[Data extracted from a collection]
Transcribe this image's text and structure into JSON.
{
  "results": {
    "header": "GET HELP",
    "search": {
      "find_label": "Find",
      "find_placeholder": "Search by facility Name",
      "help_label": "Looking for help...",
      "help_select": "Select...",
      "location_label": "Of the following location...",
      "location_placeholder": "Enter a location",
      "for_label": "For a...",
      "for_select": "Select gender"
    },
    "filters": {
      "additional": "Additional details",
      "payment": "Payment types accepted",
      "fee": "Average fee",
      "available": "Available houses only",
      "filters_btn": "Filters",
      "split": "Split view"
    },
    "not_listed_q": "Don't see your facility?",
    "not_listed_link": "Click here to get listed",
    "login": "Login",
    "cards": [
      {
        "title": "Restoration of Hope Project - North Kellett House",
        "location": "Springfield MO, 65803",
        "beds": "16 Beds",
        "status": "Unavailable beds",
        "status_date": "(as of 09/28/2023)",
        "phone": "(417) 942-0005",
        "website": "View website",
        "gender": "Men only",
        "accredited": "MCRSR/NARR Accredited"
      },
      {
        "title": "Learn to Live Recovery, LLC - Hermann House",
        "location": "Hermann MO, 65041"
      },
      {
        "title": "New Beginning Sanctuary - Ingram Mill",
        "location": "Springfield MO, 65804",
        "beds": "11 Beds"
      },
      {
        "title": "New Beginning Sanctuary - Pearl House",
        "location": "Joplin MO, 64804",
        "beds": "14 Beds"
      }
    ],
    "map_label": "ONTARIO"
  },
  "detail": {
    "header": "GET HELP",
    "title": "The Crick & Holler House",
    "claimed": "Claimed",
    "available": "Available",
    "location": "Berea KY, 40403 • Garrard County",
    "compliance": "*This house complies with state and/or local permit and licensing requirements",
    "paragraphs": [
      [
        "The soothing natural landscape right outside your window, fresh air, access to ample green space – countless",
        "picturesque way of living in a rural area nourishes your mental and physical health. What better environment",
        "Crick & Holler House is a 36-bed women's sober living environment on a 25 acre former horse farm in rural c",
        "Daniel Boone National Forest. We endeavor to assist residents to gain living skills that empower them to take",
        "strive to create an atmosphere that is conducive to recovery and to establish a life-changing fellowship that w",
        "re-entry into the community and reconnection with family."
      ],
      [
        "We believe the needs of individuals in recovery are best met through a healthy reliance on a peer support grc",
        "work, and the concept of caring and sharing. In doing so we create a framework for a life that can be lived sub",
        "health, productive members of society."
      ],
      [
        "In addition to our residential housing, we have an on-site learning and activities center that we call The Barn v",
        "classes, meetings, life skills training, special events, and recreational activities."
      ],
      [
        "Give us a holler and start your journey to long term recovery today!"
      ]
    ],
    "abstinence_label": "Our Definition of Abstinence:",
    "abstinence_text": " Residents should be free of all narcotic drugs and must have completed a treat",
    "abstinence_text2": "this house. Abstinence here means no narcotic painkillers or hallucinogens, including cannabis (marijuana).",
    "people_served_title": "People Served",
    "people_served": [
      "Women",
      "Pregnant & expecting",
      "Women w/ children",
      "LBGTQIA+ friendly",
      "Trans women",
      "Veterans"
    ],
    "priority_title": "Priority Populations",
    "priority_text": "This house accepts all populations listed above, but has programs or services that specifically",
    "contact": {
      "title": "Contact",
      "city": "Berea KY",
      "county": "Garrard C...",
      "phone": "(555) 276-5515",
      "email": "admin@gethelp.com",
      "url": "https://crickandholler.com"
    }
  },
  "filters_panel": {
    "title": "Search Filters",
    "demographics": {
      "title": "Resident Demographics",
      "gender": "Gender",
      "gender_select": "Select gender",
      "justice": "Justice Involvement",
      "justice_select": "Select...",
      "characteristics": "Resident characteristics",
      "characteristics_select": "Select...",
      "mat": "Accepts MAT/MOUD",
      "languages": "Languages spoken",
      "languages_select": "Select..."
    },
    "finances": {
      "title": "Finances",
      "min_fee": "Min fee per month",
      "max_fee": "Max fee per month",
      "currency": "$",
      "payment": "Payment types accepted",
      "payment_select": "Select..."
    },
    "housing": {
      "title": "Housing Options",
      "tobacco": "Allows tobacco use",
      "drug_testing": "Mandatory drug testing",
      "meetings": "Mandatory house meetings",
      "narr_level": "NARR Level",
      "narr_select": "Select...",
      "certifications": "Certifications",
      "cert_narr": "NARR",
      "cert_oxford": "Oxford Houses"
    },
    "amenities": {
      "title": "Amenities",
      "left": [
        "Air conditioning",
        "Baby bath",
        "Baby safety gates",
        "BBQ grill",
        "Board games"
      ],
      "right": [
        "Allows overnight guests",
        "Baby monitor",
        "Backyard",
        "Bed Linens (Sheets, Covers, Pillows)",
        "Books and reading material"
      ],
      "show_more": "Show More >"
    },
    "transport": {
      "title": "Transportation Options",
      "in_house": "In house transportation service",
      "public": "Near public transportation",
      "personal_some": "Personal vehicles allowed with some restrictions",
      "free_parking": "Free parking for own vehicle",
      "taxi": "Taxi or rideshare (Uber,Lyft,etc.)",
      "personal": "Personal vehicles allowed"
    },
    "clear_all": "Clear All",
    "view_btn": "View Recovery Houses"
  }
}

* OBJECTIVE
Return every line above that contains the word "meetings".

* TASK SOLUTION
        "classes, meetings, life skills training, special events, and recreational activities."
      "meetings": "Mandatory house meetings",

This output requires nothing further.